→ Problem to work on: Reproduce this listing in full.

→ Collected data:

____

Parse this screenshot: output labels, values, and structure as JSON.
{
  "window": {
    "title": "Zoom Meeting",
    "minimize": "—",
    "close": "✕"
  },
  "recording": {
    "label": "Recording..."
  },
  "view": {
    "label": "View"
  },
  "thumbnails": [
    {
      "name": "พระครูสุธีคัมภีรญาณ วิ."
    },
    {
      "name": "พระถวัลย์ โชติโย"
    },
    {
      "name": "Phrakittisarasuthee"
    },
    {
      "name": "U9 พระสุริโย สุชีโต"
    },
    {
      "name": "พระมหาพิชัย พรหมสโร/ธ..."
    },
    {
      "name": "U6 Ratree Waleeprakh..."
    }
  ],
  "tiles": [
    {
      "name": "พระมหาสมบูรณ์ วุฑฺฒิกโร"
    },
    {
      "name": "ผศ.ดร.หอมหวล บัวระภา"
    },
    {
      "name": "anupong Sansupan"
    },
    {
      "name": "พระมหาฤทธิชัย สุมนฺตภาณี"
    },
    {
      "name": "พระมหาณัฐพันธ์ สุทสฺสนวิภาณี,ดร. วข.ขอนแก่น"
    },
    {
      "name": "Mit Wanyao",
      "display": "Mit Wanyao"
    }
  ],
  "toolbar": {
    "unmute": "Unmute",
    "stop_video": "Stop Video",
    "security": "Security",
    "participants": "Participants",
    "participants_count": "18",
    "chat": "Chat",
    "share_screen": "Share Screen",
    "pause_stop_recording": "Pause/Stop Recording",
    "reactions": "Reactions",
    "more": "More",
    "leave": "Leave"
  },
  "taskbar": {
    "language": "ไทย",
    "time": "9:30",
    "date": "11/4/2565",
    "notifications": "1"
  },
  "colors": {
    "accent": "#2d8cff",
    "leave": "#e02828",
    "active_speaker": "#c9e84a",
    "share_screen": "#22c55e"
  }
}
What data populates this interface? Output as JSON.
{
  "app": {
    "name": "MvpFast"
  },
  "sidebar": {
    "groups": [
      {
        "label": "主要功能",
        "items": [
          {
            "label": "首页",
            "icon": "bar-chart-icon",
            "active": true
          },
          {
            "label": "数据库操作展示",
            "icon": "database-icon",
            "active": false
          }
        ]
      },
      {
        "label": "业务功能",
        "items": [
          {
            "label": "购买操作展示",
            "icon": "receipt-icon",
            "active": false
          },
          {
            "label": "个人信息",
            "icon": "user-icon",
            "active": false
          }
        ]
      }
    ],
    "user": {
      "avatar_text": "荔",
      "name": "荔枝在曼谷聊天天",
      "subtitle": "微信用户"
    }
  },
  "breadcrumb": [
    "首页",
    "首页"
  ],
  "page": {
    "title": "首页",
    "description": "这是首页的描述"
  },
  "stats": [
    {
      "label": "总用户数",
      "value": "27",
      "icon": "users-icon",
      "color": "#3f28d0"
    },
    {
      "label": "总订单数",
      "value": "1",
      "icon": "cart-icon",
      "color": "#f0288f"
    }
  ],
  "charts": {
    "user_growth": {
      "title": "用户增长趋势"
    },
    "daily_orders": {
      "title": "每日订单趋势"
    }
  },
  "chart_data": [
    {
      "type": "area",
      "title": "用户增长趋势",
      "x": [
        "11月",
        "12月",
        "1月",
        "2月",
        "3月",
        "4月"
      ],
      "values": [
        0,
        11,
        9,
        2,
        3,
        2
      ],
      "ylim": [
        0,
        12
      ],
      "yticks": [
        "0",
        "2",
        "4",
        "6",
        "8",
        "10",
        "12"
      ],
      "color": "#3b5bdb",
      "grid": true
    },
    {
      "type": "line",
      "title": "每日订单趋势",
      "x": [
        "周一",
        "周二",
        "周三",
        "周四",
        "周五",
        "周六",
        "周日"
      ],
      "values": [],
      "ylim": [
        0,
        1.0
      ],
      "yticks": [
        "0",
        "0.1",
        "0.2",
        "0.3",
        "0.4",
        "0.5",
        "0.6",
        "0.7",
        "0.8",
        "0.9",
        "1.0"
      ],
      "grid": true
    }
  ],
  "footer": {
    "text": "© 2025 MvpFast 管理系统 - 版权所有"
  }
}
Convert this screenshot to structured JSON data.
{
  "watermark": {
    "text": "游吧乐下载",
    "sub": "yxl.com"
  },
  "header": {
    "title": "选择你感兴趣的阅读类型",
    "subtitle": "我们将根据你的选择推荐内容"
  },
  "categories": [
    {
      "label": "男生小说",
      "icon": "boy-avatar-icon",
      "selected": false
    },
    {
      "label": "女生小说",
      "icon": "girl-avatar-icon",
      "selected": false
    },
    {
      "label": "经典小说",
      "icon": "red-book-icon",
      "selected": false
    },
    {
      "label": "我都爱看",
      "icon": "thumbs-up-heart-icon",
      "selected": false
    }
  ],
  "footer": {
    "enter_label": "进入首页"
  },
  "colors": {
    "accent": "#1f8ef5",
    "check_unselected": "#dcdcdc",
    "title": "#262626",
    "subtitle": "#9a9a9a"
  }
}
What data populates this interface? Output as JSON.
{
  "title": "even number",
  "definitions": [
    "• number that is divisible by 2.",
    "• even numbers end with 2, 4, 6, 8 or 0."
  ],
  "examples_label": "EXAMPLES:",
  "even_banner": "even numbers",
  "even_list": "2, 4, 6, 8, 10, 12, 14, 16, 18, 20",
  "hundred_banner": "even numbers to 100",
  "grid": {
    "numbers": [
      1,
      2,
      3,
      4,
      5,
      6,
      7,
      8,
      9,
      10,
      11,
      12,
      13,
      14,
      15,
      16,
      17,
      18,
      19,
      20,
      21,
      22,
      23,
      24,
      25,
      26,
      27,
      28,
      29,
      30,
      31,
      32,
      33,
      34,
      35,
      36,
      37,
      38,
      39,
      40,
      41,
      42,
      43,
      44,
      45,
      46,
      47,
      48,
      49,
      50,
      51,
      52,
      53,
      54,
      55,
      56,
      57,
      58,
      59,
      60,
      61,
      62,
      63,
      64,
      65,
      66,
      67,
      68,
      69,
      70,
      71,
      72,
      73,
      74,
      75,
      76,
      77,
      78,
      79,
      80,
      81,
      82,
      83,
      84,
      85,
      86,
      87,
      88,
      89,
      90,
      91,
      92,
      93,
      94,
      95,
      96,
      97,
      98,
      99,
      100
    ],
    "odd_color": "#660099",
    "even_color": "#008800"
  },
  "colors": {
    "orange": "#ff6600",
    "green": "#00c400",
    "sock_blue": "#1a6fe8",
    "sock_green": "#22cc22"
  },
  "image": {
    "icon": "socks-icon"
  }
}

____

→ Solution for this exercise:
Parse this screenshot: output labels, values, and structure as JSON.
{
  "window": {
    "title": "Zoom Meeting",
    "minimize": "—",
    "close": "✕"
  },
  "recording": {
    "label": "Recording..."
  },
  "view": {
    "label": "View"
  },
  "thumbnails": [
    {
      "name": "พระครูสุธีคัมภีรญาณ วิ."
    },
    {
      "name": "พระถวัลย์ โชติโย"
    },
    {
      "name": "Phrakittisarasuthee"
    },
    {
      "name": "U9 พระสุริโย สุชีโต"
    },
    {
      "name": "พระมหาพิชัย พรหมสโร/ธ..."
    },
    {
      "name": "U6 Ratree Waleeprakh..."
    }
  ],
  "tiles": [
    {
      "name": "พระมหาสมบูรณ์ วุฑฺฒิกโร"
    },
    {
      "name": "ผศ.ดร.หอมหวล บัวระภา"
    },
    {
      "name": "anupong Sansupan"
    },
    {
      "name": "พระมหาฤทธิชัย สุมนฺตภาณี"
    },
    {
      "name": "พระมหาณัฐพันธ์ สุทสฺสนวิภาณี,ดร. วข.ขอนแก่น"
    },
    {
      "name": "Mit Wanyao",
      "display": "Mit Wanyao"
    }
  ],
  "toolbar": {
    "unmute": "Unmute",
    "stop_video": "Stop Video",
    "security": "Security",
    "participants": "Participants",
    "participants_count": "18",
    "chat": "Chat",
    "share_screen": "Share Screen",
    "pause_stop_recording": "Pause/Stop Recording",
    "reactions": "Reactions",
    "more": "More",
    "leave": "Leave"
  },
  "taskbar": {
    "language": "ไทย",
    "time": "9:30",
    "date": "11/4/2565",
    "notifications": "1"
  },
  "colors": {
    "accent": "#2d8cff",
    "leave": "#e02828",
    "active_speaker": "#c9e84a",
    "share_screen": "#22c55e"
  }
}
What data populates this interface? Output as JSON.
{
  "app": {
    "name": "MvpFast"
  },
  "sidebar": {
    "groups": [
      {
        "label": "主要功能",
        "items": [
          {
            "label": "首页",
            "icon": "bar-chart-icon",
            "active": true
          },
          {
            "label": "数据库操作展示",
            "icon": "database-icon",
            "active": false
          }
        ]
      },
      {
        "label": "业务功能",
        "items": [
          {
            "label": "购买操作展示",
            "icon": "receipt-icon",
            "active": false
          },
          {
            "label": "个人信息",
            "icon": "user-icon",
            "active": false
          }
        ]
      }
    ],
    "user": {
      "avatar_text": "荔",
      "name": "荔枝在曼谷聊天天",
      "subtitle": "微信用户"
    }
  },
  "breadcrumb": [
    "首页",
    "首页"
  ],
  "page": {
    "title": "首页",
    "description": "这是首页的描述"
  },
  "stats": [
    {
      "label": "总用户数",
      "value": "27",
      "icon": "users-icon",
      "color": "#3f28d0"
    },
    {
      "label": "总订单数",
      "value": "1",
      "icon": "cart-icon",
      "color": "#f0288f"
    }
  ],
  "charts": {
    "user_growth": {
      "title": "用户增长趋势"
    },
    "daily_orders": {
      "title": "每日订单趋势"
    }
  },
  "chart_data": [
    {
      "type": "area",
      "title": "用户增长趋势",
      "x": [
        "11月",
        "12月",
        "1月",
        "2月",
        "3月",
        "4月"
      ],
      "values": [
        0,
        11,
        9,
        2,
        3,
        2
      ],
      "ylim": [
        0,
        12
      ],
      "yticks": [
        "0",
        "2",
        "4",
        "6",
        "8",
        "10",
        "12"
      ],
      "color": "#3b5bdb",
      "grid": true
    },
    {
      "type": "line",
      "title": "每日订单趋势",
      "x": [
        "周一",
        "周二",
        "周三",
        "周四",
        "周五",
        "周六",
        "周日"
      ],
      "values": [],
      "ylim": [
        0,
        1.0
      ],
      "yticks": [
        "0",
        "0.1",
        "0.2",
        "0.3",
        "0.4",
        "0.5",
        "0.6",
        "0.7",
        "0.8",
        "0.9",
        "1.0"
      ],
      "grid": true
    }
  ],
  "footer": {
    "text": "© 2025 MvpFast 管理系统 - 版权所有"
  }
}
Convert this screenshot to structured JSON data.
{
  "watermark": {
    "text": "游吧乐下载",
    "sub": "yxl.com"
  },
  "header": {
    "title": "选择你感兴趣的阅读类型",
    "subtitle": "我们将根据你的选择推荐内容"
  },
  "categories": [
    {
      "label": "男生小说",
      "icon": "boy-avatar-icon",
      "selected": false
    },
    {
      "label": "女生小说",
      "icon": "girl-avatar-icon",
      "selected": false
    },
    {
      "label": "经典小说",
      "icon": "red-book-icon",
      "selected": false
    },
    {
      "label": "我都爱看",
      "icon": "thumbs-up-heart-icon",
      "selected": false
    }
  ],
  "footer": {
    "enter_label": "进入首页"
  },
  "colors": {
    "accent": "#1f8ef5",
    "check_unselected": "#dcdcdc",
    "title": "#262626",
    "subtitle": "#9a9a9a"
  }
}
What data populates this interface? Output as JSON.
{
  "title": "even number",
  "definitions": [
    "• number that is divisible by 2.",
    "• even numbers end with 2, 4, 6, 8 or 0."
  ],
  "examples_label": "EXAMPLES:",
  "even_banner": "even numbers",
  "even_list": "2, 4, 6, 8, 10, 12, 14, 16, 18, 20",
  "hundred_banner": "even numbers to 100",
  "grid": {
    "numbers": [
      1,
      2,
      3,
      4,
      5,
      6,
      7,
      8,
      9,
      10,
      11,
      12,
      13,
      14,
      15,
      16,
      17,
      18,
      19,
      20,
      21,
      22,
      23,
      24,
      25,
      26,
      27,
      28,
      29,
      30,
      31,
      32,
      33,
      34,
      35,
      36,
      37,
      38,
      39,
      40,
      41,
      42,
      43,
      44,
      45,
      46,
      47,
      48,
      49,
      50,
      51,
      52,
      53,
      54,
      55,
      56,
      57,
      58,
      59,
      60,
      61,
      62,
      63,
      64,
      65,
      66,
      67,
      68,
      69,
      70,
      71,
      72,
      73,
      74,
      75,
      76,
      77,
      78,
      79,
      80,
      81,
      82,
      83,
      84,
      85,
      86,
      87,
      88,
      89,
      90,
      91,
      92,
      93,
      94,
      95,
      96,
      97,
      98,
      99,
      100
    ],
    "odd_color": "#660099",
    "even_color": "#008800"
  },
  "colors": {
    "orange": "#ff6600",
    "green": "#00c400",
    "sock_blue": "#1a6fe8",
    "sock_green": "#22cc22"
  },
  "image": {
    "icon": "socks-icon"
  }
}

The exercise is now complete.